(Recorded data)
* * * * * * * * *
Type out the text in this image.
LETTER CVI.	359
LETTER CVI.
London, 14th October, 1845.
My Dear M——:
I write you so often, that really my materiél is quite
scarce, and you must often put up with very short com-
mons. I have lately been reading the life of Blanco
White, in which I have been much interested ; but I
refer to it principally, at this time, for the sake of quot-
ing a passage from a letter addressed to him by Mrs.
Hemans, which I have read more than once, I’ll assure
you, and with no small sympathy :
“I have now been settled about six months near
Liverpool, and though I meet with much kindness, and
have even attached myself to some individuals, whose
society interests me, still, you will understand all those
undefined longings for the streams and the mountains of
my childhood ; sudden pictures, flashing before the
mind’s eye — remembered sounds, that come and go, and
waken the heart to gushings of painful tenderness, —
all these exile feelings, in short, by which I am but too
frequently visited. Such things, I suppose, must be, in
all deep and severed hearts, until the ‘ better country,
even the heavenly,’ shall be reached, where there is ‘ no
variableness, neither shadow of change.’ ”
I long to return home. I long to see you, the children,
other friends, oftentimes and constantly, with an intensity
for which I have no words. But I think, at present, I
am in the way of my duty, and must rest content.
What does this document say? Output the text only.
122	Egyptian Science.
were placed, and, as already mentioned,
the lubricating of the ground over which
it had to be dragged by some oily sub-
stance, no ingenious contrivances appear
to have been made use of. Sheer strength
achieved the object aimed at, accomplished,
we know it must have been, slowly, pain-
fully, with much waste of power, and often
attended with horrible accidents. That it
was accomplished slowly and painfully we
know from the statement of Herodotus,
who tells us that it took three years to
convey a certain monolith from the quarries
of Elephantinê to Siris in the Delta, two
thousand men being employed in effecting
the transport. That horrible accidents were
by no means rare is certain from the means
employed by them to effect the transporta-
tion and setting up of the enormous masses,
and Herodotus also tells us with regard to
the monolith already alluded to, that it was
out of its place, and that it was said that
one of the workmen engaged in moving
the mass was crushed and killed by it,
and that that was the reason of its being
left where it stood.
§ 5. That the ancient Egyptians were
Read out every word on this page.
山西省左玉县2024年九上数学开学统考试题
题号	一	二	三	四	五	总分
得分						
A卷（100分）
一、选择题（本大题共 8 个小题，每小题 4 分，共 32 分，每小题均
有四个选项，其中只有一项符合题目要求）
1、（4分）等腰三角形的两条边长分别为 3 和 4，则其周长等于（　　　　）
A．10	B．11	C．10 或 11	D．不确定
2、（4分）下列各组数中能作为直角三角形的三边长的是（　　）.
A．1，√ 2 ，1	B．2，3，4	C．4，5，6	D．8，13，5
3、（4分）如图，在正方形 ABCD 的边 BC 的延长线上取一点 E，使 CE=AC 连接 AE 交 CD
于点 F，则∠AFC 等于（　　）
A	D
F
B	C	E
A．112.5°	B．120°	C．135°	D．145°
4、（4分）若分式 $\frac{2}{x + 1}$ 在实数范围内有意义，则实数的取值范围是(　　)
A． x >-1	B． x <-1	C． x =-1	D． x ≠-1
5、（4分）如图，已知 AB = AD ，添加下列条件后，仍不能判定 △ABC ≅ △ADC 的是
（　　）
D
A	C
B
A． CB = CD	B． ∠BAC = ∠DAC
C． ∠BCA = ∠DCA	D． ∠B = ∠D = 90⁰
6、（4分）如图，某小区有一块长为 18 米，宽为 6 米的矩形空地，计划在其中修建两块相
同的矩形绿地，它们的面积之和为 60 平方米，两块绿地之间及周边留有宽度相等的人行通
* * * * * * * * *
_STATED PROBLEM_
Exactly and only the lines from the one containing "Read out every word on this page." through the end of the material are to be reproduced, both ends included.

_SOLUTION FOR THIS PROBLEM_
Read out every word on this page.
山西省左玉县2024年九上数学开学统考试题
题号	一	二	三	四	五	总分
得分						
A卷（100分）
一、选择题（本大题共 8 个小题，每小题 4 分，共 32 分，每小题均
有四个选项，其中只有一项符合题目要求）
1、（4分）等腰三角形的两条边长分别为 3 和 4，则其周长等于（　　　　）
A．10	B．11	C．10 或 11	D．不确定
2、（4分）下列各组数中能作为直角三角形的三边长的是（　　）.
A．1，√ 2 ，1	B．2，3，4	C．4，5，6	D．8，13，5
3、（4分）如图，在正方形 ABCD 的边 BC 的延长线上取一点 E，使 CE=AC 连接 AE 交 CD
于点 F，则∠AFC 等于（　　）
A	D
F
B	C	E
A．112.5°	B．120°	C．135°	D．145°
4、（4分）若分式 $\frac{2}{x + 1}$ 在实数范围内有意义，则实数的取值范围是(　　)
A． x >-1	B． x <-1	C． x =-1	D． x ≠-1
5、（4分）如图，已知 AB = AD ，添加下列条件后，仍不能判定 △ABC ≅ △ADC 的是
（　　）
D
A	C
B
A． CB = CD	B． ∠BAC = ∠DAC
C． ∠BCA = ∠DCA	D． ∠B = ∠D = 90⁰
6、（4分）如图，某小区有一块长为 18 米，宽为 6 米的矩形空地，计划在其中修建两块相
同的矩形绿地，它们的面积之和为 60 平方米，两块绿地之间及周边留有宽度相等的人行通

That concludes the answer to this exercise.